▸ Stored records:
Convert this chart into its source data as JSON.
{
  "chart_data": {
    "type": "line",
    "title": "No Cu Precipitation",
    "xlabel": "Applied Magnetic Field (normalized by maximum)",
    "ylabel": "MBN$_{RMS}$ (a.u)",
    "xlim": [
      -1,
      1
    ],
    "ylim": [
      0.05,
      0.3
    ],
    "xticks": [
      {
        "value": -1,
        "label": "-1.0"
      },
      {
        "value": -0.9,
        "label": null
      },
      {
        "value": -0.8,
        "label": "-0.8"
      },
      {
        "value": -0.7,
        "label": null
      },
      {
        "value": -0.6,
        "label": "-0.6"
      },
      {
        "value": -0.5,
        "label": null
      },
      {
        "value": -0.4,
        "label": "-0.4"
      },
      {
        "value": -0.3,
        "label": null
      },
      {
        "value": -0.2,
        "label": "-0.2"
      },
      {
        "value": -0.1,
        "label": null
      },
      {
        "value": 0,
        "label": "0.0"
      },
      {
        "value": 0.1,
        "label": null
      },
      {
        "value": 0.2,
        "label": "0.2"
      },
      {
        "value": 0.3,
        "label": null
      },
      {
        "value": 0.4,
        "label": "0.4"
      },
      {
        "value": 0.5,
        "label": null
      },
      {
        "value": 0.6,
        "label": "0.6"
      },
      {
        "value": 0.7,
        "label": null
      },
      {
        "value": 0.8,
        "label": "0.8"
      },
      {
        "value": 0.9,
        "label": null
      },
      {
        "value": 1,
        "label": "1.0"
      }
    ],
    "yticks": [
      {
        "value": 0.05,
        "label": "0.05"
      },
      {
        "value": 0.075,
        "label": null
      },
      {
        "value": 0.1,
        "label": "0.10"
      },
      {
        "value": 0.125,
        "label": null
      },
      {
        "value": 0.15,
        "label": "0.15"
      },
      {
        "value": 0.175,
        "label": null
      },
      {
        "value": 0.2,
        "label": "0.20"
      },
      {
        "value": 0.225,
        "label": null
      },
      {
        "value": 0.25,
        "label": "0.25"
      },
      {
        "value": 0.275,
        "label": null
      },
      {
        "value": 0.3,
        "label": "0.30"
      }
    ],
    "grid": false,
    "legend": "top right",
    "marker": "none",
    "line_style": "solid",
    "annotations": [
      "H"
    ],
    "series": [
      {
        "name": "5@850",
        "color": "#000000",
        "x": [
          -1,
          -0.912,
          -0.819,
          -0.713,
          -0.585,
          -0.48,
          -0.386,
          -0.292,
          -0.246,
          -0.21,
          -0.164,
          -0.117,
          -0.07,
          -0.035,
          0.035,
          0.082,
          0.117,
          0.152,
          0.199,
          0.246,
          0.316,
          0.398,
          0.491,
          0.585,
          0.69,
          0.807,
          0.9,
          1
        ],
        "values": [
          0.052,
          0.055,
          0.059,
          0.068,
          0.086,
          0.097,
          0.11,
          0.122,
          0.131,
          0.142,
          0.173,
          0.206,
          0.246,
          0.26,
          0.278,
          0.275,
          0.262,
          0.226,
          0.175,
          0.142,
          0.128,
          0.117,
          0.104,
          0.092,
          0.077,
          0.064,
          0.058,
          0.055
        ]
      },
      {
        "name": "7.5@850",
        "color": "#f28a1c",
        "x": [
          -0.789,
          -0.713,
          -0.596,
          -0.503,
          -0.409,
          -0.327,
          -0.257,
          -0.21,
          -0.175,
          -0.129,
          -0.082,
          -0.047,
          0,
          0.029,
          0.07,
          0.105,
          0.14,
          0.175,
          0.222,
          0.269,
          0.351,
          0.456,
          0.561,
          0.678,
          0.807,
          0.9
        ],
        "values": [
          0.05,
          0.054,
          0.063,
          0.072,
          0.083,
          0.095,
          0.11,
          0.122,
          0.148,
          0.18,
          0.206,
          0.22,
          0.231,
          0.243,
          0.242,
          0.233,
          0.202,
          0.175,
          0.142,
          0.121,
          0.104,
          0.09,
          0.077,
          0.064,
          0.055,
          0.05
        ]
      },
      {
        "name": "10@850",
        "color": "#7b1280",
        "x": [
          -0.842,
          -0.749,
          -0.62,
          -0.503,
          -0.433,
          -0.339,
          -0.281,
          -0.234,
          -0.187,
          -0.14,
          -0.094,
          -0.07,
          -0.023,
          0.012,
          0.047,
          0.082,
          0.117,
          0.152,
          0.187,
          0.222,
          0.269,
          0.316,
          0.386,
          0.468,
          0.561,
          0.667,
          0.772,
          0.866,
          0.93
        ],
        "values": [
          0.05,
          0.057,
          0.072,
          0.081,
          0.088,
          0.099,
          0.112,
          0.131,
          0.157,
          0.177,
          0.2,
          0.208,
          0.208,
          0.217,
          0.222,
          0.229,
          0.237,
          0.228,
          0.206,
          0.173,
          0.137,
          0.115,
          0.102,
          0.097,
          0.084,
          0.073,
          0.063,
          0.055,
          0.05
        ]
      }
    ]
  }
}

▸ Exercise objective: Quote all the records exactly, please, leaving none out.

▸ Task result:
Convert this chart into its source data as JSON.
{
  "chart_data": {
    "type": "line",
    "title": "No Cu Precipitation",
    "xlabel": "Applied Magnetic Field (normalized by maximum)",
    "ylabel": "MBN$_{RMS}$ (a.u)",
    "xlim": [
      -1,
      1
    ],
    "ylim": [
      0.05,
      0.3
    ],
    "xticks": [
      {
        "value": -1,
        "label": "-1.0"
      },
      {
        "value": -0.9,
        "label": null
      },
      {
        "value": -0.8,
        "label": "-0.8"
      },
      {
        "value": -0.7,
        "label": null
      },
      {
        "value": -0.6,
        "label": "-0.6"
      },
      {
        "value": -0.5,
        "label": null
      },
      {
        "value": -0.4,
        "label": "-0.4"
      },
      {
        "value": -0.3,
        "label": null
      },
      {
        "value": -0.2,
        "label": "-0.2"
      },
      {
        "value": -0.1,
        "label": null
      },
      {
        "value": 0,
        "label": "0.0"
      },
      {
        "value": 0.1,
        "label": null
      },
      {
        "value": 0.2,
        "label": "0.2"
      },
      {
        "value": 0.3,
        "label": null
      },
      {
        "value": 0.4,
        "label": "0.4"
      },
      {
        "value": 0.5,
        "label": null
      },
      {
        "value": 0.6,
        "label": "0.6"
      },
      {
        "value": 0.7,
        "label": null
      },
      {
        "value": 0.8,
        "label": "0.8"
      },
      {
        "value": 0.9,
        "label": null
      },
      {
        "value": 1,
        "label": "1.0"
      }
    ],
    "yticks": [
      {
        "value": 0.05,
        "label": "0.05"
      },
      {
        "value": 0.075,
        "label": null
      },
      {
        "value": 0.1,
        "label": "0.10"
      },
      {
        "value": 0.125,
        "label": null
      },
      {
        "value": 0.15,
        "label": "0.15"
      },
      {
        "value": 0.175,
        "label": null
      },
      {
        "value": 0.2,
        "label": "0.20"
      },
      {
        "value": 0.225,
        "label": null
      },
      {
        "value": 0.25,
        "label": "0.25"
      },
      {
        "value": 0.275,
        "label": null
      },
      {
        "value": 0.3,
        "label": "0.30"
      }
    ],
    "grid": false,
    "legend": "top right",
    "marker": "none",
    "line_style": "solid",
    "annotations": [
      "H"
    ],
    "series": [
      {
        "name": "5@850",
        "color": "#000000",
        "x": [
          -1,
          -0.912,
          -0.819,
          -0.713,
          -0.585,
          -0.48,
          -0.386,
          -0.292,
          -0.246,
          -0.21,
          -0.164,
          -0.117,
          -0.07,
          -0.035,
          0.035,
          0.082,
          0.117,
          0.152,
          0.199,
          0.246,
          0.316,
          0.398,
          0.491,
          0.585,
          0.69,
          0.807,
          0.9,
          1
        ],
        "values": [
          0.052,
          0.055,
          0.059,
          0.068,
          0.086,
          0.097,
          0.11,
          0.122,
          0.131,
          0.142,
          0.173,
          0.206,
          0.246,
          0.26,
          0.278,
          0.275,
          0.262,
          0.226,
          0.175,
          0.142,
          0.128,
          0.117,
          0.104,
          0.092,
          0.077,
          0.064,
          0.058,
          0.055
        ]
      },
      {
        "name": "7.5@850",
        "color": "#f28a1c",
        "x": [
          -0.789,
          -0.713,
          -0.596,
          -0.503,
          -0.409,
          -0.327,
          -0.257,
          -0.21,
          -0.175,
          -0.129,
          -0.082,
          -0.047,
          0,
          0.029,
          0.07,
          0.105,
          0.14,
          0.175,
          0.222,
          0.269,
          0.351,
          0.456,
          0.561,
          0.678,
          0.807,
          0.9
        ],
        "values": [
          0.05,
          0.054,
          0.063,
          0.072,
          0.083,
          0.095,
          0.11,
          0.122,
          0.148,
          0.18,
          0.206,
          0.22,
          0.231,
          0.243,
          0.242,
          0.233,
          0.202,
          0.175,
          0.142,
          0.121,
          0.104,
          0.09,
          0.077,
          0.064,
          0.055,
          0.05
        ]
      },
      {
        "name": "10@850",
        "color": "#7b1280",
        "x": [
          -0.842,
          -0.749,
          -0.62,
          -0.503,
          -0.433,
          -0.339,
          -0.281,
          -0.234,
          -0.187,
          -0.14,
          -0.094,
          -0.07,
          -0.023,
          0.012,
          0.047,
          0.082,
          0.117,
          0.152,
          0.187,
          0.222,
          0.269,
          0.316,
          0.386,
          0.468,
          0.561,
          0.667,
          0.772,
          0.866,
          0.93
        ],
        "values": [
          0.05,
          0.057,
          0.072,
          0.081,
          0.088,
          0.099,
          0.112,
          0.131,
          0.157,
          0.177,
          0.2,
          0.208,
          0.208,
          0.217,
          0.222,
          0.229,
          0.237,
          0.228,
          0.206,
          0.173,
          0.137,
          0.115,
          0.102,
          0.097,
          0.084,
          0.073,
          0.063,
          0.055,
          0.05
        ]
      }
    ]
  }
}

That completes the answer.